- [Problem to work on]:
Put into a numbered list the lines beginning with the line that contains "Patent image size: (677, 727)." and ending with the line that contains "The cap 32 is at (495, 130).", omitting blank lines. List only these lines.

- [Records for this task]:

┌──

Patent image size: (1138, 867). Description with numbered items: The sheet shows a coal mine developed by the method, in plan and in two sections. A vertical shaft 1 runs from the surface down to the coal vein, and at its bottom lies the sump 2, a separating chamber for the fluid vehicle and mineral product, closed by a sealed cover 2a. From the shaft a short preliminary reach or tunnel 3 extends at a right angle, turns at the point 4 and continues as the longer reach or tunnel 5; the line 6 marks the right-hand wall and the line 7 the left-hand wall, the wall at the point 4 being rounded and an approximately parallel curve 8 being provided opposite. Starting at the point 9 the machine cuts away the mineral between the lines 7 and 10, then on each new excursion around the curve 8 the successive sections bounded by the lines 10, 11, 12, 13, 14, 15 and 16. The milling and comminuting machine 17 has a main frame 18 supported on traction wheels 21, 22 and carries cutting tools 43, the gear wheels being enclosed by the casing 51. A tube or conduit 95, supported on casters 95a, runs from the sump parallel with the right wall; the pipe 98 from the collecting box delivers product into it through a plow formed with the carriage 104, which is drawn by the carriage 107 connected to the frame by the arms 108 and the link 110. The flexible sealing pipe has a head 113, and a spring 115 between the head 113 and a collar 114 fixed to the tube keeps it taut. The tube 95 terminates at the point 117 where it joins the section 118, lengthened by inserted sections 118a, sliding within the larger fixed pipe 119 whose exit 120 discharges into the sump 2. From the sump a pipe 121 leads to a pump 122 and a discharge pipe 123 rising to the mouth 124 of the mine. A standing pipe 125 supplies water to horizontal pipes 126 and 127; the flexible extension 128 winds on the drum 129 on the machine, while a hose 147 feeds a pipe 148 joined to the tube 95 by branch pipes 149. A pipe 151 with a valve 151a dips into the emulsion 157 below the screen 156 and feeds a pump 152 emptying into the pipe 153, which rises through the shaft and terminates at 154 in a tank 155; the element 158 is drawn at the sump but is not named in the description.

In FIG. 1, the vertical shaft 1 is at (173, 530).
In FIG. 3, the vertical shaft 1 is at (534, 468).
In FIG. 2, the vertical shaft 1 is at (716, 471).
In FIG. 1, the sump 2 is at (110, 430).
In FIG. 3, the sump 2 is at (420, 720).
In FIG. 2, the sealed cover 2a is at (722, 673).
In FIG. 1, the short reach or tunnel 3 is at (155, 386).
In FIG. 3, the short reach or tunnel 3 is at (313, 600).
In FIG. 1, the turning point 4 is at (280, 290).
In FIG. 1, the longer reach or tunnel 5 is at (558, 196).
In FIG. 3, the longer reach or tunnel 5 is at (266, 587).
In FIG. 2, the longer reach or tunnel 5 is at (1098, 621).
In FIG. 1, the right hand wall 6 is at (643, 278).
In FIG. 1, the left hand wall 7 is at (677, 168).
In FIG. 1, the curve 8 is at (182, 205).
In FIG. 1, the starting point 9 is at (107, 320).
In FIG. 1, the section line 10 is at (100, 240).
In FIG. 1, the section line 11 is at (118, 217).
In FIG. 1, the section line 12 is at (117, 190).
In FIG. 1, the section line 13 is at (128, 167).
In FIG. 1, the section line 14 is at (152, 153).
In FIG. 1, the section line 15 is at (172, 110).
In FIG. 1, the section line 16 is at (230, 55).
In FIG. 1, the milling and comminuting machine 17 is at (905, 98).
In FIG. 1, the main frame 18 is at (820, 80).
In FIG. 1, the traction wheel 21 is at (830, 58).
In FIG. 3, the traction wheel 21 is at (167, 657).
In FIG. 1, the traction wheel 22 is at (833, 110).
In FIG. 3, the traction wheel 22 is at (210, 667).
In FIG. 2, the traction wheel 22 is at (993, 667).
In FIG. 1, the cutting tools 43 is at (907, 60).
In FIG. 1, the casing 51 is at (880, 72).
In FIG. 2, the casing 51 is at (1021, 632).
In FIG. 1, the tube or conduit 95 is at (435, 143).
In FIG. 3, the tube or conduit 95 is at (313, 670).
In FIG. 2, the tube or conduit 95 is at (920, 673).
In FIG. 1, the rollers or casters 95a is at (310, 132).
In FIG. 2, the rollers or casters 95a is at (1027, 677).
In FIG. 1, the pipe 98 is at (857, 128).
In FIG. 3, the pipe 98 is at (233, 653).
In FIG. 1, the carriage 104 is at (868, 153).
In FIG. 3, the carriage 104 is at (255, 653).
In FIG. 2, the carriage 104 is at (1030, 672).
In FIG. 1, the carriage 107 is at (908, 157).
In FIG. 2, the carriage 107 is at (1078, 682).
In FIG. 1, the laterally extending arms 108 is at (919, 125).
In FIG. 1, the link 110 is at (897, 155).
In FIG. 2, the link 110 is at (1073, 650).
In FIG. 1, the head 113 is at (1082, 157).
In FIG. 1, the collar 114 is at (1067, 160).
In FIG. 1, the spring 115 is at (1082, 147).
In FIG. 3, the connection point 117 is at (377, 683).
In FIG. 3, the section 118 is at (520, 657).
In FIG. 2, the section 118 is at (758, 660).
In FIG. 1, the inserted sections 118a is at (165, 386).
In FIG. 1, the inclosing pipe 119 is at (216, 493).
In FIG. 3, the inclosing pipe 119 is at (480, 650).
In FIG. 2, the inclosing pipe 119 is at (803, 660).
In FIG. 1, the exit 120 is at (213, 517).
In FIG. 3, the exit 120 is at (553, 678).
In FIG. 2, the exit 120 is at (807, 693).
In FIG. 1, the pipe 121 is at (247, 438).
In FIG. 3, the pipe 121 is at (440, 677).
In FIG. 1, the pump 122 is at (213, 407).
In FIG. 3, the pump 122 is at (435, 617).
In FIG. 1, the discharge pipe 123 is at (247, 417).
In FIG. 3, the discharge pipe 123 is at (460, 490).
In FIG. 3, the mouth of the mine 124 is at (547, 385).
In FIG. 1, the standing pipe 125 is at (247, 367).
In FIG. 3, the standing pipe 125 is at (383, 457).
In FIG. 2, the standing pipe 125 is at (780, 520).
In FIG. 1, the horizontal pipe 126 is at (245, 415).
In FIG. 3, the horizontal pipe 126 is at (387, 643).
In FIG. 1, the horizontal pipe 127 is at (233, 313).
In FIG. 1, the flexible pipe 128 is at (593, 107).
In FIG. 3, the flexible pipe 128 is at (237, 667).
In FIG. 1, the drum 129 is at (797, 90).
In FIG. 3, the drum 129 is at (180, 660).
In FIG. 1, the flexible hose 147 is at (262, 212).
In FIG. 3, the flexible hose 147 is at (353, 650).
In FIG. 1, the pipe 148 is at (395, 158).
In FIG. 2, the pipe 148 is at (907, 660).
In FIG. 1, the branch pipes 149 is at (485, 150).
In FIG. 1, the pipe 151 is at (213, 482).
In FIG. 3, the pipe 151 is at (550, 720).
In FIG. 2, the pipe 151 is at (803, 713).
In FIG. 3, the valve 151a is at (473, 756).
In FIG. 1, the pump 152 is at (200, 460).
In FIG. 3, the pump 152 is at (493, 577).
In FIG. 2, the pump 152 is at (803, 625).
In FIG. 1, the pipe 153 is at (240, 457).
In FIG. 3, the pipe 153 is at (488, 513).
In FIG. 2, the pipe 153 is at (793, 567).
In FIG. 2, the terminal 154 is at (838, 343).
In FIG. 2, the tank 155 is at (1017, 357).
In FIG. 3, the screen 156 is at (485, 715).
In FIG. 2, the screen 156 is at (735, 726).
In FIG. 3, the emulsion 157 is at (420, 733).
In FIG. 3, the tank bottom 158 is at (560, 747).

└──
┌──

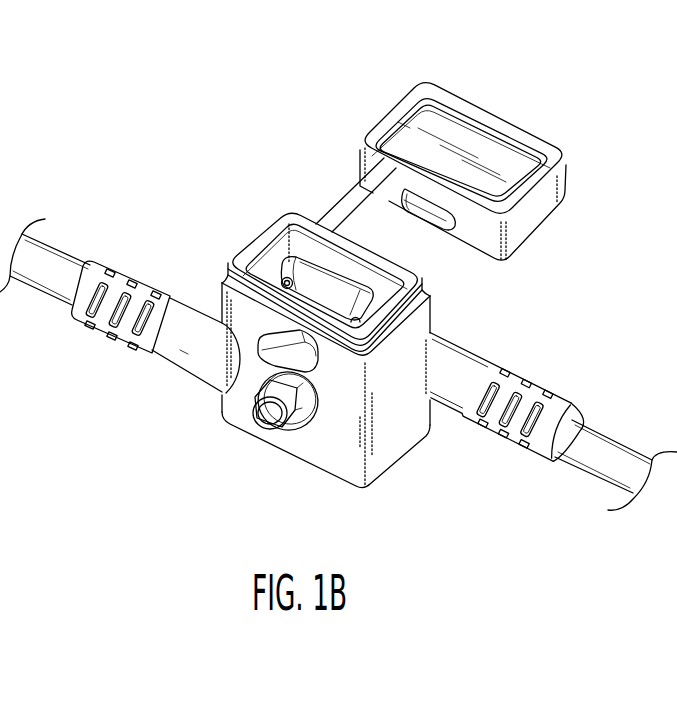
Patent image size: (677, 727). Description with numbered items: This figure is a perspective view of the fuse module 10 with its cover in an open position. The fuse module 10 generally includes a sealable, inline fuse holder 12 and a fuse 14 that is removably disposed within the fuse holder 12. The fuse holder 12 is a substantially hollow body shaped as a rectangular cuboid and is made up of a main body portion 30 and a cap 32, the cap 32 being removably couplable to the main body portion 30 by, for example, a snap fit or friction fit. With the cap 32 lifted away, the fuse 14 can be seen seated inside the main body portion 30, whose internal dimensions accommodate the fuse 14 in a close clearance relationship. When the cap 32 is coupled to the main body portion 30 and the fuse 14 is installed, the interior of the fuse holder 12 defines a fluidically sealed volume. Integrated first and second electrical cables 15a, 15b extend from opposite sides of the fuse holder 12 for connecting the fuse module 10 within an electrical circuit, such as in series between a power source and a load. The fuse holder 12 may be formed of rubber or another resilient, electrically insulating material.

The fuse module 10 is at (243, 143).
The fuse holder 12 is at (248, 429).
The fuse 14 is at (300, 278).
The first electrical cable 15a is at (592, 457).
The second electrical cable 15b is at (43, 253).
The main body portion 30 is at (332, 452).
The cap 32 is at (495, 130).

└──
┌──

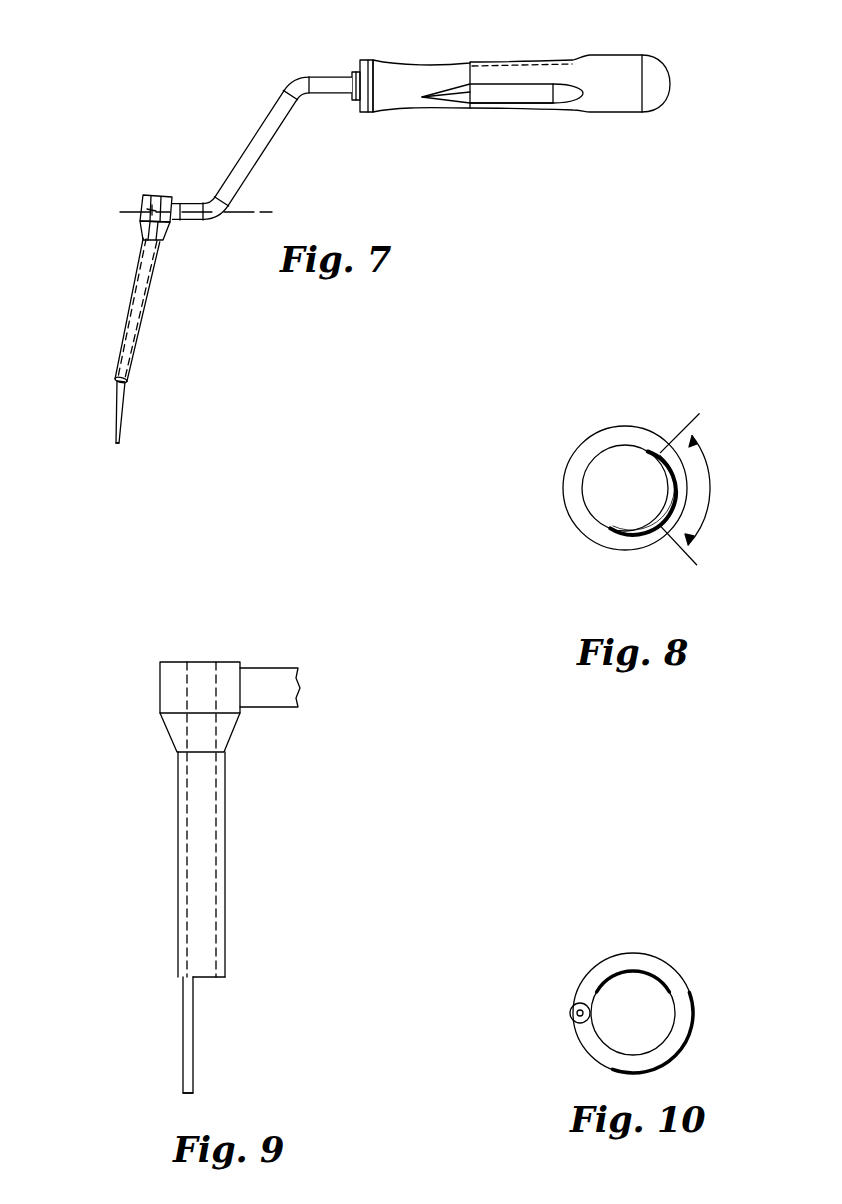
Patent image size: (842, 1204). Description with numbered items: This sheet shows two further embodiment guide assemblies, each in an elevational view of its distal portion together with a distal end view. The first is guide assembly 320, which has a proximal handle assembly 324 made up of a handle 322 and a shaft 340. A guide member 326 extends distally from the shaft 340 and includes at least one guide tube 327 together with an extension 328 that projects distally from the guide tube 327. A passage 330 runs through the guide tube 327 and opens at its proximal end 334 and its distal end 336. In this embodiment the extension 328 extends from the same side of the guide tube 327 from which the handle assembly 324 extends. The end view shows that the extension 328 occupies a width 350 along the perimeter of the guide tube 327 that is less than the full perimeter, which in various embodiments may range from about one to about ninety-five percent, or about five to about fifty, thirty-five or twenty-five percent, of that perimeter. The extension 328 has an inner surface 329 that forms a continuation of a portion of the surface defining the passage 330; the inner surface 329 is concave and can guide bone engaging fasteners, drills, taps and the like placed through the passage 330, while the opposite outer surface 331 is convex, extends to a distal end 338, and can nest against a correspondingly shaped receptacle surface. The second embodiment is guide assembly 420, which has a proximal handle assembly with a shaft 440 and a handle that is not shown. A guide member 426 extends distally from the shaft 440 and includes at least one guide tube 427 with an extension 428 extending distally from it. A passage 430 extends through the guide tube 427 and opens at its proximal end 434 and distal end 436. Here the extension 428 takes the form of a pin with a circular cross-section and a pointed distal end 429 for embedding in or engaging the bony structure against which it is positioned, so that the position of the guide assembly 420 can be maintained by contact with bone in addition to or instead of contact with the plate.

└──

- [Expected output]:
1. Patent image size: (677, 727). Description with numbered items: This figure is a perspective view of the fuse module 10 with its cover in an open position. The fuse module 10 generally includes a sealable, inline fuse holder 12 and a fuse 14 that is removably disposed within the fuse holder 12. The fuse holder 12 is a substantially hollow body shaped as a rectangular cuboid and is made up of a main body portion 30 and a cap 32, the cap 32 being removably couplable to the main body portion 30 by, for example, a snap fit or friction fit. With the cap 32 lifted away, the fuse 14 can be seen seated inside the main body portion 30, whose internal dimensions accommodate the fuse 14 in a close clearance relationship. When the cap 32 is coupled to the main body portion 30 and the fuse 14 is installed, the interior of the fuse holder 12 defines a fluidically sealed volume. Integrated first and second electrical cables 15a, 15b extend from opposite sides of the fuse holder 12 for connecting the fuse module 10 within an electrical circuit, such as in series between a power source and a load. The fuse holder 12 may be formed of rubber or another resilient, electrically insulating material.
2. The fuse module 10 is at (243, 143).
3. The fuse holder 12 is at (248, 429).
4. The fuse 14 is at (300, 278).
5. The first electrical cable 15a is at (592, 457).
6. The second electrical cable 15b is at (43, 253).
7. The main body portion 30 is at (332, 452).
8. The cap 32 is at (495, 130).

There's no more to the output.